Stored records
** Begin **

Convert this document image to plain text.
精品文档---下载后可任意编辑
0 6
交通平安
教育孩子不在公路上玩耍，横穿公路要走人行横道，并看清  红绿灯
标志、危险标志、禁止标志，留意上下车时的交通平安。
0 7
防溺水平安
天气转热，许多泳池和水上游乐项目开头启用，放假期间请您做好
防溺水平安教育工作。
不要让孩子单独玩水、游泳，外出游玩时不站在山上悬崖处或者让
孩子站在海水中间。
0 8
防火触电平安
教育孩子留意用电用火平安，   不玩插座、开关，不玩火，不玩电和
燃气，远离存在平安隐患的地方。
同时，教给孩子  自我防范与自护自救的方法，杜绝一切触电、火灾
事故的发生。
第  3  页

** End **
** Begin **

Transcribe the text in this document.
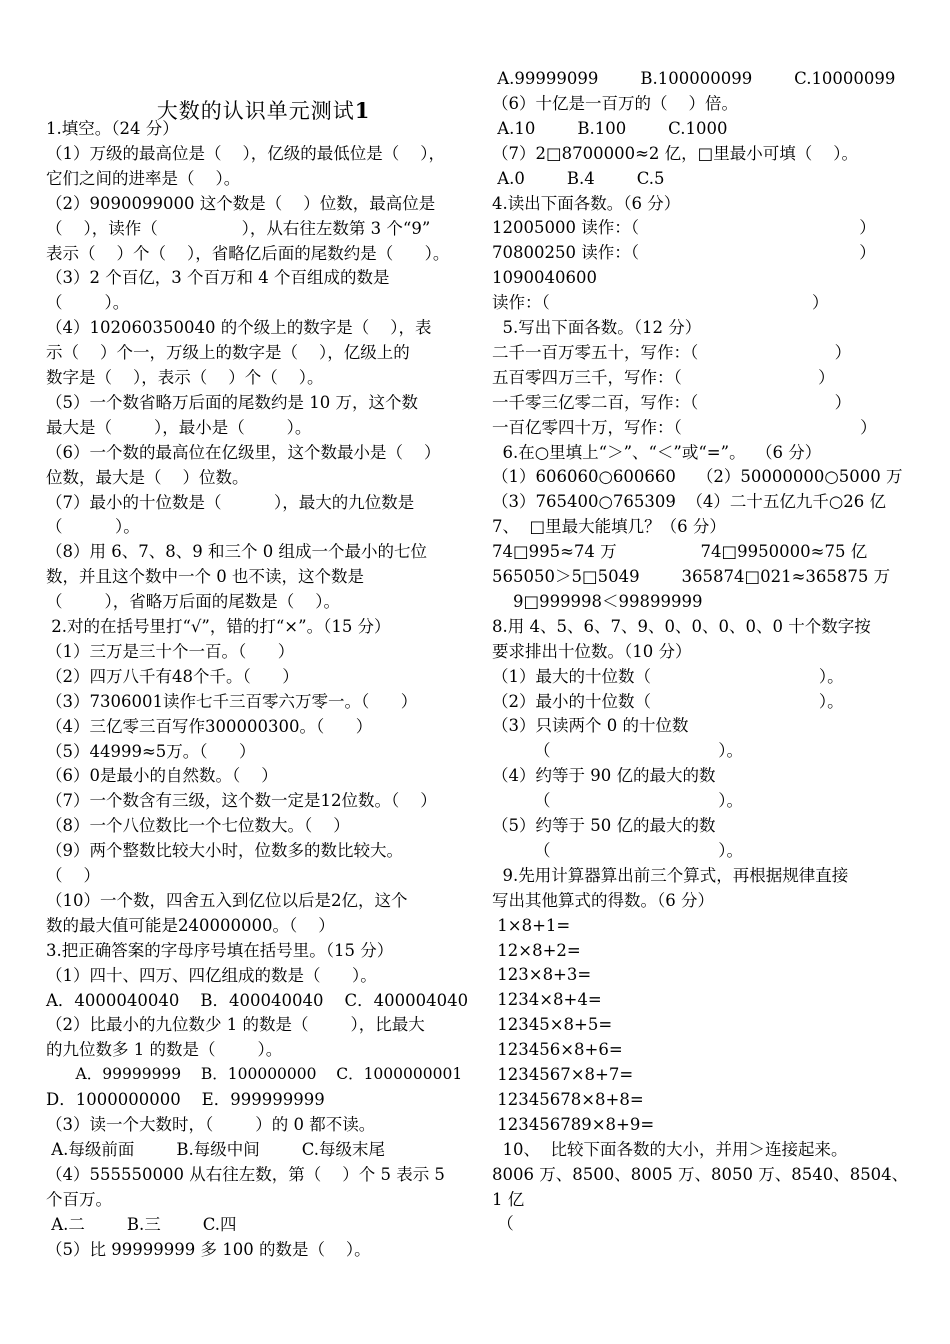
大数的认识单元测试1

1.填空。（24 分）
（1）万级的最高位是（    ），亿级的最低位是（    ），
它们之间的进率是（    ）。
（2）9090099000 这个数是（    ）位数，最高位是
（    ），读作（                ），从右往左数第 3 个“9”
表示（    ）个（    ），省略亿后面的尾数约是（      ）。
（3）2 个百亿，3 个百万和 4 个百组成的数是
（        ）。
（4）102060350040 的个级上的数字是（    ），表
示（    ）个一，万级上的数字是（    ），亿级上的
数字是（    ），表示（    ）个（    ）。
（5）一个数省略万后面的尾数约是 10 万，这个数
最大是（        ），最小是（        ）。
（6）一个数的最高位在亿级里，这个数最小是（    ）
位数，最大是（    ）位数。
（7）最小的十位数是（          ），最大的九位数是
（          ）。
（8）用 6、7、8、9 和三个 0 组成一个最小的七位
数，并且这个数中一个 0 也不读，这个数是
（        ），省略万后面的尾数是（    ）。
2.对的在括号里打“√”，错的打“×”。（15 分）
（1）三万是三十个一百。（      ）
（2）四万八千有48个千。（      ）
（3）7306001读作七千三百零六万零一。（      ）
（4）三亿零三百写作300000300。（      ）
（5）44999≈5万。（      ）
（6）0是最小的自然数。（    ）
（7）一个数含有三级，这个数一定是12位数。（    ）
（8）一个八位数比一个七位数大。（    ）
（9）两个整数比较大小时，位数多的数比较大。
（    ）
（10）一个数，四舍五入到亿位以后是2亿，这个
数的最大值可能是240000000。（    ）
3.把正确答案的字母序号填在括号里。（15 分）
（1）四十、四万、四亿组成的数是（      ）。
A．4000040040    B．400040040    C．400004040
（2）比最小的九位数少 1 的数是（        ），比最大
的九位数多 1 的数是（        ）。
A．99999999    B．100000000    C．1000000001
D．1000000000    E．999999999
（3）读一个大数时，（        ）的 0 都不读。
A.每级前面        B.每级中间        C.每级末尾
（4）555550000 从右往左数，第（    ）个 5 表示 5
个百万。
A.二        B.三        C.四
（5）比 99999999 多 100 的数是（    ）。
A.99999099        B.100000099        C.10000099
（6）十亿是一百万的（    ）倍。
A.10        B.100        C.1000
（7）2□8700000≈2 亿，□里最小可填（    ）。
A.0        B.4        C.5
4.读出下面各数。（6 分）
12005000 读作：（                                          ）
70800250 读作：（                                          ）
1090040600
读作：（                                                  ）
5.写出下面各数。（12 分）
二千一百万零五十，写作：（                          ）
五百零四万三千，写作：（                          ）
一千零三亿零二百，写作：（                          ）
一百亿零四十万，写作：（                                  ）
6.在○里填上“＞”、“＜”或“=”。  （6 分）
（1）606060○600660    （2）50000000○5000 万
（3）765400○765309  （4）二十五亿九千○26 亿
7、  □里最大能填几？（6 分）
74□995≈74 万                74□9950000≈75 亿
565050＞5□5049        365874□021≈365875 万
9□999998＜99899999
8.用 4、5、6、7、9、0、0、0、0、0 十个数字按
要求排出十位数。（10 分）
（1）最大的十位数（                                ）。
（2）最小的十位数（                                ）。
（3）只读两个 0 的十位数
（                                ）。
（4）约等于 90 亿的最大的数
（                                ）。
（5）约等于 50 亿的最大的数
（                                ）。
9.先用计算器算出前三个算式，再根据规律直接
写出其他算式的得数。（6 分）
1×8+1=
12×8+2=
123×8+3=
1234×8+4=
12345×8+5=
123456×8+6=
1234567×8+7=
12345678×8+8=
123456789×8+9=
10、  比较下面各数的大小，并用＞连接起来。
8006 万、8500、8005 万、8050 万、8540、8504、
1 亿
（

** End **

**The task**
In the records above, collect each line with "document".

**Result of the exercise**
Convert this document image to plain text.
Transcribe the text in this document.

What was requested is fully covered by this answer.